Your answer should be a single number: the count of lines that include "driven".

▶ Source records
[BEGIN]

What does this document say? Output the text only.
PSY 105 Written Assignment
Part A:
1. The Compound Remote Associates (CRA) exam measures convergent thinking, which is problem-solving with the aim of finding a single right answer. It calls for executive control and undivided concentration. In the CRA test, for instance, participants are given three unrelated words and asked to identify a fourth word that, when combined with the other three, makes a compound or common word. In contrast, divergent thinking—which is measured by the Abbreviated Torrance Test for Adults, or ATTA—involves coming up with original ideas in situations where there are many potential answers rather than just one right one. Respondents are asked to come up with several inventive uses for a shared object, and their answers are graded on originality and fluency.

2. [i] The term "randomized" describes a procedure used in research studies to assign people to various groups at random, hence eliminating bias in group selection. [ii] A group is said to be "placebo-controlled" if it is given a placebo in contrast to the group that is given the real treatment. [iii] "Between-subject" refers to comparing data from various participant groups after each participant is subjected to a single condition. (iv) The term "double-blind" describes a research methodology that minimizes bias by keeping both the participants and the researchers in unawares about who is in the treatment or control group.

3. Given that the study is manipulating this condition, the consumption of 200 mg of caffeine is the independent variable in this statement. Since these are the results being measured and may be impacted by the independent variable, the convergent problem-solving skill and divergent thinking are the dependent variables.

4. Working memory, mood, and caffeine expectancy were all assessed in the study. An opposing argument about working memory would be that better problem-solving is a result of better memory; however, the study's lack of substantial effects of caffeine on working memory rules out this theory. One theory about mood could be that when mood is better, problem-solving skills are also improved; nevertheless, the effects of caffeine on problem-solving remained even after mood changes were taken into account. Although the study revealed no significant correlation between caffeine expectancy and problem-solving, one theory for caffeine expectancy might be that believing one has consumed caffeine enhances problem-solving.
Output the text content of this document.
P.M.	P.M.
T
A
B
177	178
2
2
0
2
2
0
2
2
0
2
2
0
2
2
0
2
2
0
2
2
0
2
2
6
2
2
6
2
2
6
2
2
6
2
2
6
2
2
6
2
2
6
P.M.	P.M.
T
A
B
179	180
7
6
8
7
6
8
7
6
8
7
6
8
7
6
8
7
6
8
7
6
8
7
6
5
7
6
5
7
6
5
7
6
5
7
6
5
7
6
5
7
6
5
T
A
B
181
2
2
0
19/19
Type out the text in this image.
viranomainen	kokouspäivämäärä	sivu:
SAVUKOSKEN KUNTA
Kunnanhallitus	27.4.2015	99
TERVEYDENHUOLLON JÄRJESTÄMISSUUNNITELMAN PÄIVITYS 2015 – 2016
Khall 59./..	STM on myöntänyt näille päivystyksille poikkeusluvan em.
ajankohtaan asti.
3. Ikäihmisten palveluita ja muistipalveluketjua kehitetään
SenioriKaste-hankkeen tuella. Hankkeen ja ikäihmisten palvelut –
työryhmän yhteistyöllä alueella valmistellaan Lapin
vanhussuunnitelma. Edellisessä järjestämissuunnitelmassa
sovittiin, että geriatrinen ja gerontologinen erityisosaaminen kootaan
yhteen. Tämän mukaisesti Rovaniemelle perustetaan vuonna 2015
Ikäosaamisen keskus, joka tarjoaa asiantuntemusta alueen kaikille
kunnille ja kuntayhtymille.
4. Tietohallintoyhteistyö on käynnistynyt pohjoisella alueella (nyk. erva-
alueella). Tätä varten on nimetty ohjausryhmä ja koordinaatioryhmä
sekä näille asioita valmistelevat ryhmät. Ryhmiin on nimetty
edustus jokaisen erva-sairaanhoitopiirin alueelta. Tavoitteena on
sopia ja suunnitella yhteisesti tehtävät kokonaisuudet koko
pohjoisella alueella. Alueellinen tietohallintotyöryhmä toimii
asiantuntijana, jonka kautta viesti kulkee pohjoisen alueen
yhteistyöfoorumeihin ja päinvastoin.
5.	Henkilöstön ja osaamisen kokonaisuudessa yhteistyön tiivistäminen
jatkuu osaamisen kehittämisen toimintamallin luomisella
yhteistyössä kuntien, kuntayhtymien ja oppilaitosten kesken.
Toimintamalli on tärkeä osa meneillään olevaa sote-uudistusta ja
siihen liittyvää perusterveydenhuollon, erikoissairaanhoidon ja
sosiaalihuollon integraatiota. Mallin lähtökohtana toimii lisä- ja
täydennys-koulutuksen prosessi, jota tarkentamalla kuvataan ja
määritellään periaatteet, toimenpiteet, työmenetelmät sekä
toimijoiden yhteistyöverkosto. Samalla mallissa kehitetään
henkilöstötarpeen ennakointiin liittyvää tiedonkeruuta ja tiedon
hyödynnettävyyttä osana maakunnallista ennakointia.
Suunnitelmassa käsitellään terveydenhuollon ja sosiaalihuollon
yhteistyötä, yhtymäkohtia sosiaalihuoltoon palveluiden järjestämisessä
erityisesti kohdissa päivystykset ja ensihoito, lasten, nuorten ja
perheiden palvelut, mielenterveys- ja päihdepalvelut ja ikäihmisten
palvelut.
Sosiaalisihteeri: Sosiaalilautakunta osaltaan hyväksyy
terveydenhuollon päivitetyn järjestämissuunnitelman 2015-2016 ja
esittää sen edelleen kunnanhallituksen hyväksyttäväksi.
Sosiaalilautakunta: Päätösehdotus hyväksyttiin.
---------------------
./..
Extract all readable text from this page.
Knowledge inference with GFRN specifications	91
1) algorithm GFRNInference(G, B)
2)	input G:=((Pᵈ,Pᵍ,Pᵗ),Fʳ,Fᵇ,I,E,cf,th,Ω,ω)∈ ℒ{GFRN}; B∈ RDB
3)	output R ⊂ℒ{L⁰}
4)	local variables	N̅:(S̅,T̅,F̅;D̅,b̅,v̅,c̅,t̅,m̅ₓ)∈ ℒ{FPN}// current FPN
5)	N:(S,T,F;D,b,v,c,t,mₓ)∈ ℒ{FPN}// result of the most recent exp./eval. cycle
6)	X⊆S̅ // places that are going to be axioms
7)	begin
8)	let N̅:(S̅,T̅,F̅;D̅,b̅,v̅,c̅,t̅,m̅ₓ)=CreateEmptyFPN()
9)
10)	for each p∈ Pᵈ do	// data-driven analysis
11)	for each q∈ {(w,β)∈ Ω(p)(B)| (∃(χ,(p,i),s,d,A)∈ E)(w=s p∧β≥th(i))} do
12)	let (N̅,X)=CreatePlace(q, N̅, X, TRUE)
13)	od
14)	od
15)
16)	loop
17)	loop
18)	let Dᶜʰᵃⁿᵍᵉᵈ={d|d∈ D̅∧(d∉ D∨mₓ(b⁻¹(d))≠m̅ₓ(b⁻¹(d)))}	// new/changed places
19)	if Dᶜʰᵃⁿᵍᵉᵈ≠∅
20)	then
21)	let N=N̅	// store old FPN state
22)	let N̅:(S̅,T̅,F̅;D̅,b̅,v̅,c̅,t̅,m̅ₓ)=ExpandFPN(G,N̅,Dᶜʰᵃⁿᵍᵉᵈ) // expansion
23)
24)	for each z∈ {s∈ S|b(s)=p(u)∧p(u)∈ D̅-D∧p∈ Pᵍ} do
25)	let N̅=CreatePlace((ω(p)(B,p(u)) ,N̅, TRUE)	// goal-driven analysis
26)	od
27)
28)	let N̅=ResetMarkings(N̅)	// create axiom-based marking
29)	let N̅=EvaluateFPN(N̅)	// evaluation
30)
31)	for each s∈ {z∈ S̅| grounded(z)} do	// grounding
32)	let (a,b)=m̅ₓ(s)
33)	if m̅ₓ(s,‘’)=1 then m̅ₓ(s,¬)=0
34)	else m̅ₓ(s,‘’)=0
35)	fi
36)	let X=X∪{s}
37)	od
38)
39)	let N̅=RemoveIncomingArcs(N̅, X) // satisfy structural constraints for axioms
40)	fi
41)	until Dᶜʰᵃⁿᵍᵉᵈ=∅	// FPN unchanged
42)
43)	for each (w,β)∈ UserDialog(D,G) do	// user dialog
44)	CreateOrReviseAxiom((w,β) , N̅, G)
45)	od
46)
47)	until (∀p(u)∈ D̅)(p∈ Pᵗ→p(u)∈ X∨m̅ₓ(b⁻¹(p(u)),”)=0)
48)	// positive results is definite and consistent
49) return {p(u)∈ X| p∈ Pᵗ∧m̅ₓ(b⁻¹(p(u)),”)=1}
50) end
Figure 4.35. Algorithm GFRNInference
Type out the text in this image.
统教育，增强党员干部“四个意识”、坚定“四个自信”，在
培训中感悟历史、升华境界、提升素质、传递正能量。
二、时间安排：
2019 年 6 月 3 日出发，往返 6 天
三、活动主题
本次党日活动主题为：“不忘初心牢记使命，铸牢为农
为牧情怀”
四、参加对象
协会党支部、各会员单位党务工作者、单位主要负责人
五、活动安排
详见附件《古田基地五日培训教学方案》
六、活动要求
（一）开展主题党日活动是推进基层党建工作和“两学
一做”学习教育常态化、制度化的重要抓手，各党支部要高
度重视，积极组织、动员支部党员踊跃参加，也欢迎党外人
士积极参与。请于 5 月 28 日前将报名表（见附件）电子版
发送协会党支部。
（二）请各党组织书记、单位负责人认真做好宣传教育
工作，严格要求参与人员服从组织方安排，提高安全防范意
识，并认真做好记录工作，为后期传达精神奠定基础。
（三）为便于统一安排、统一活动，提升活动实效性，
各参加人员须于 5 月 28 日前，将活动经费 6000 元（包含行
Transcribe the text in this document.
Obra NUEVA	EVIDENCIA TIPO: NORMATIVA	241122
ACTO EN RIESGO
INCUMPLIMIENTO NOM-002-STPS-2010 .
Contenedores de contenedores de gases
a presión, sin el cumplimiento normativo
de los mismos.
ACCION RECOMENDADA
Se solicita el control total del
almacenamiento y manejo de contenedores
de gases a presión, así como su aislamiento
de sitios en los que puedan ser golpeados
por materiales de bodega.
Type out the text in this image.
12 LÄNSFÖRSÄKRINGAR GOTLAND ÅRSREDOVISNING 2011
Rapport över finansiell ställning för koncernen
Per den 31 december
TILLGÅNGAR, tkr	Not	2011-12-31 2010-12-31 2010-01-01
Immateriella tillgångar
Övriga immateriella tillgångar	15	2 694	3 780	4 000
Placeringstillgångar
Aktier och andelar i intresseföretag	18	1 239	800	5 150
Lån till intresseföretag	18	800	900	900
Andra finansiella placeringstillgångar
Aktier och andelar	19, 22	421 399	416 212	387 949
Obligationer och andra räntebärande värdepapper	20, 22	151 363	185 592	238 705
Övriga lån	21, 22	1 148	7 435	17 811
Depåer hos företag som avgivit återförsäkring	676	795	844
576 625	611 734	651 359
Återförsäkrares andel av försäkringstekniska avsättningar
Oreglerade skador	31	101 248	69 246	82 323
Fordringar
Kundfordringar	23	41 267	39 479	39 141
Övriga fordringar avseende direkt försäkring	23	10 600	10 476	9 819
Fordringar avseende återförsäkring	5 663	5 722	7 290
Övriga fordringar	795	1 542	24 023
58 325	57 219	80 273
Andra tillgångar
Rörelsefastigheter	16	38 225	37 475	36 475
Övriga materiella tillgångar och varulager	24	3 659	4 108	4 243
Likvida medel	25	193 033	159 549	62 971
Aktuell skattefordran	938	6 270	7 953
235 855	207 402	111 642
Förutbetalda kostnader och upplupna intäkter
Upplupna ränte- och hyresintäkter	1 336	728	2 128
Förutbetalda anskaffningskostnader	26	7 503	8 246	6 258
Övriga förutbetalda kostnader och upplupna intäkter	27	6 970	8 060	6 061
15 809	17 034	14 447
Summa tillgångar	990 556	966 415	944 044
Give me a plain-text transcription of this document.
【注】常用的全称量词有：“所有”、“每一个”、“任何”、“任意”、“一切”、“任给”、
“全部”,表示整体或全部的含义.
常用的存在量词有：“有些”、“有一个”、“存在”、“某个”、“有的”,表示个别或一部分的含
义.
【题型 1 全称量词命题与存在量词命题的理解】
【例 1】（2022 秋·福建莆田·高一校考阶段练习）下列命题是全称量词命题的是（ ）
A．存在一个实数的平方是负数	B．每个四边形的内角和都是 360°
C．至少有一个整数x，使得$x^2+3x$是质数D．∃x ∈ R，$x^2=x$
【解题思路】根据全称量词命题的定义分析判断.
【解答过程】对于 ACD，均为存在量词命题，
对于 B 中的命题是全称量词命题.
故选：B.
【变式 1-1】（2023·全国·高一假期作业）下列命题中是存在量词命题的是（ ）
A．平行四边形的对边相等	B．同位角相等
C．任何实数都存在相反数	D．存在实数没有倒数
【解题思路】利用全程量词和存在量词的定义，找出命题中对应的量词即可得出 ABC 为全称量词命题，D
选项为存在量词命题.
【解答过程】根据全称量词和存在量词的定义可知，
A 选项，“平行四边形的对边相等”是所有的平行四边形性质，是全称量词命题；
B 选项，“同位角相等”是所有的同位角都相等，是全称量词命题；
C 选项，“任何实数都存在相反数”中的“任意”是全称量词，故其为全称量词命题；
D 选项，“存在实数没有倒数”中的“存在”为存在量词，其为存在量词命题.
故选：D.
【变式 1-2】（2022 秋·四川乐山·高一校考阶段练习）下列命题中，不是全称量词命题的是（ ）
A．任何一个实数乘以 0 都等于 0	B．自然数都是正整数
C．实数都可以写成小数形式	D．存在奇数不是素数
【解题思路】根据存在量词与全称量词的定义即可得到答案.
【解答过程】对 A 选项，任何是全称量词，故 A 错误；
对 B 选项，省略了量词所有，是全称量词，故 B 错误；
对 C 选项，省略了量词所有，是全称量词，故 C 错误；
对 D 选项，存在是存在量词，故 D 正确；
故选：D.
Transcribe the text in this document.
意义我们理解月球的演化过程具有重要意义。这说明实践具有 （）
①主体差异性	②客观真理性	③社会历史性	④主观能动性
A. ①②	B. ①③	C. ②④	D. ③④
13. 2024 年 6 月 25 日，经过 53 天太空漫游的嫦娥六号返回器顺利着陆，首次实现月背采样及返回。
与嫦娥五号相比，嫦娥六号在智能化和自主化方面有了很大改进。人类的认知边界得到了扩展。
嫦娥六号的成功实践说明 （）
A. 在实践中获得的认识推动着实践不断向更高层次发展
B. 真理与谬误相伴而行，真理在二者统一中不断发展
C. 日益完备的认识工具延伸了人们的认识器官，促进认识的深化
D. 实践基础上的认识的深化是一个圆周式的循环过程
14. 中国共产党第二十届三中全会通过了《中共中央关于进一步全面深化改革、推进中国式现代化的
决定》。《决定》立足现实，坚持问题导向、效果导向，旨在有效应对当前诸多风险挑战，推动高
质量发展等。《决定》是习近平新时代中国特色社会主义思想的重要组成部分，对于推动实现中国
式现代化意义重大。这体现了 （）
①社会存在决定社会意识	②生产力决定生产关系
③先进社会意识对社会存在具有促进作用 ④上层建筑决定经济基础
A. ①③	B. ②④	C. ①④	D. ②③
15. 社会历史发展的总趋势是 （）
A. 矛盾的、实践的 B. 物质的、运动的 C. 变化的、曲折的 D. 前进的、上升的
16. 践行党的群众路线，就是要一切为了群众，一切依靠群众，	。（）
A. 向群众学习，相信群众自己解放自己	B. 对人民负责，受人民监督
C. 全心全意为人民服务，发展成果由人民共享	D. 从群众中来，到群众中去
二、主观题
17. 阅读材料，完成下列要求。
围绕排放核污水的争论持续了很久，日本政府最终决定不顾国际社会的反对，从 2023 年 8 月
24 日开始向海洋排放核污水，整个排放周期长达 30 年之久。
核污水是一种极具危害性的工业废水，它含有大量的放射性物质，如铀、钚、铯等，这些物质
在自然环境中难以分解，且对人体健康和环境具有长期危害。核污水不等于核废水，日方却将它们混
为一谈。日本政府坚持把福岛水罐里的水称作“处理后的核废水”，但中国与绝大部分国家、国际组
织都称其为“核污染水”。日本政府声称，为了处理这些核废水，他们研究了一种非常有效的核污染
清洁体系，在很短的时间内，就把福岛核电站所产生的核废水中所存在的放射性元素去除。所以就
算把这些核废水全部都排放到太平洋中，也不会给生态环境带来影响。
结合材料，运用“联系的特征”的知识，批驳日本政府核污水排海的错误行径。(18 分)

[END]

▶ Problem solution
2